The records that follow should be retyped word for word.
[START OF Supplied material]
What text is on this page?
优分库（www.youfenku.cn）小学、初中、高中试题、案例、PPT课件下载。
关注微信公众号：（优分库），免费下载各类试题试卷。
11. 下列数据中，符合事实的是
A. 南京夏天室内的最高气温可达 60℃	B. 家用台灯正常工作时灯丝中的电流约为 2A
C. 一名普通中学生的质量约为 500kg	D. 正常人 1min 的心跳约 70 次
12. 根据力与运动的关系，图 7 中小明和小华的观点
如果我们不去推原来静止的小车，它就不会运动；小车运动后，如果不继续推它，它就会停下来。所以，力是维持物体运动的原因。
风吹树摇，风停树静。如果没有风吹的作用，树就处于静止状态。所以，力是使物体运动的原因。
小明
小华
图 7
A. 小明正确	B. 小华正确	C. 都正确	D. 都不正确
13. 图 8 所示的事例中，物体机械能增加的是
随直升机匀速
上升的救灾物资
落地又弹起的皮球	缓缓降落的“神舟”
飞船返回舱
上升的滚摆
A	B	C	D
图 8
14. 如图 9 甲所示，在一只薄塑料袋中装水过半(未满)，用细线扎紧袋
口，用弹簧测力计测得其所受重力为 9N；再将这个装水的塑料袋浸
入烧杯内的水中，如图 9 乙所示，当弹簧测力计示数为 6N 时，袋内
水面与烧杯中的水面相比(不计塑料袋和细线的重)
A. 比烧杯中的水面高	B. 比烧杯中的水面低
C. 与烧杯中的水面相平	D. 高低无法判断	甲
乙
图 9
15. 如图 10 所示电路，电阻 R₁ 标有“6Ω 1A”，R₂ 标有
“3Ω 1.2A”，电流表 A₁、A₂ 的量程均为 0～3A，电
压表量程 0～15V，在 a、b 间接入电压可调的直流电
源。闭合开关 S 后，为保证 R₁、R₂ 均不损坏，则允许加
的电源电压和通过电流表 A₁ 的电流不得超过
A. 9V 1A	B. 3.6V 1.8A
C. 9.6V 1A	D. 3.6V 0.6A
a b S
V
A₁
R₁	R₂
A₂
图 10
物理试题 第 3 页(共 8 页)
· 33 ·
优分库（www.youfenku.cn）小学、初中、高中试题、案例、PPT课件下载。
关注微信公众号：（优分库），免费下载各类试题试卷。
[END OF Supplied material]
__The output__.
What text is on this page?
优分库（www.youfenku.cn）小学、初中、高中试题、案例、PPT课件下载。
关注微信公众号：（优分库），免费下载各类试题试卷。
11. 下列数据中，符合事实的是
A. 南京夏天室内的最高气温可达 60℃	B. 家用台灯正常工作时灯丝中的电流约为 2A
C. 一名普通中学生的质量约为 500kg	D. 正常人 1min 的心跳约 70 次
12. 根据力与运动的关系，图 7 中小明和小华的观点
如果我们不去推原来静止的小车，它就不会运动；小车运动后，如果不继续推它，它就会停下来。所以，力是维持物体运动的原因。
风吹树摇，风停树静。如果没有风吹的作用，树就处于静止状态。所以，力是使物体运动的原因。
小明
小华
图 7
A. 小明正确	B. 小华正确	C. 都正确	D. 都不正确
13. 图 8 所示的事例中，物体机械能增加的是
随直升机匀速
上升的救灾物资
落地又弹起的皮球	缓缓降落的“神舟”
飞船返回舱
上升的滚摆
A	B	C	D
图 8
14. 如图 9 甲所示，在一只薄塑料袋中装水过半(未满)，用细线扎紧袋
口，用弹簧测力计测得其所受重力为 9N；再将这个装水的塑料袋浸
入烧杯内的水中，如图 9 乙所示，当弹簧测力计示数为 6N 时，袋内
水面与烧杯中的水面相比(不计塑料袋和细线的重)
A. 比烧杯中的水面高	B. 比烧杯中的水面低
C. 与烧杯中的水面相平	D. 高低无法判断	甲
乙
图 9
15. 如图 10 所示电路，电阻 R₁ 标有“6Ω 1A”，R₂ 标有
“3Ω 1.2A”，电流表 A₁、A₂ 的量程均为 0～3A，电
压表量程 0～15V，在 a、b 间接入电压可调的直流电
源。闭合开关 S 后，为保证 R₁、R₂ 均不损坏，则允许加
的电源电压和通过电流表 A₁ 的电流不得超过
A. 9V 1A	B. 3.6V 1.8A
C. 9.6V 1A	D. 3.6V 0.6A
a b S
V
A₁
R₁	R₂
A₂
图 10
物理试题 第 3 页(共 8 页)
· 33 ·
优分库（www.youfenku.cn）小学、初中、高中试题、案例、PPT课件下载。
关注微信公众号：（优分库），免费下载各类试题试卷。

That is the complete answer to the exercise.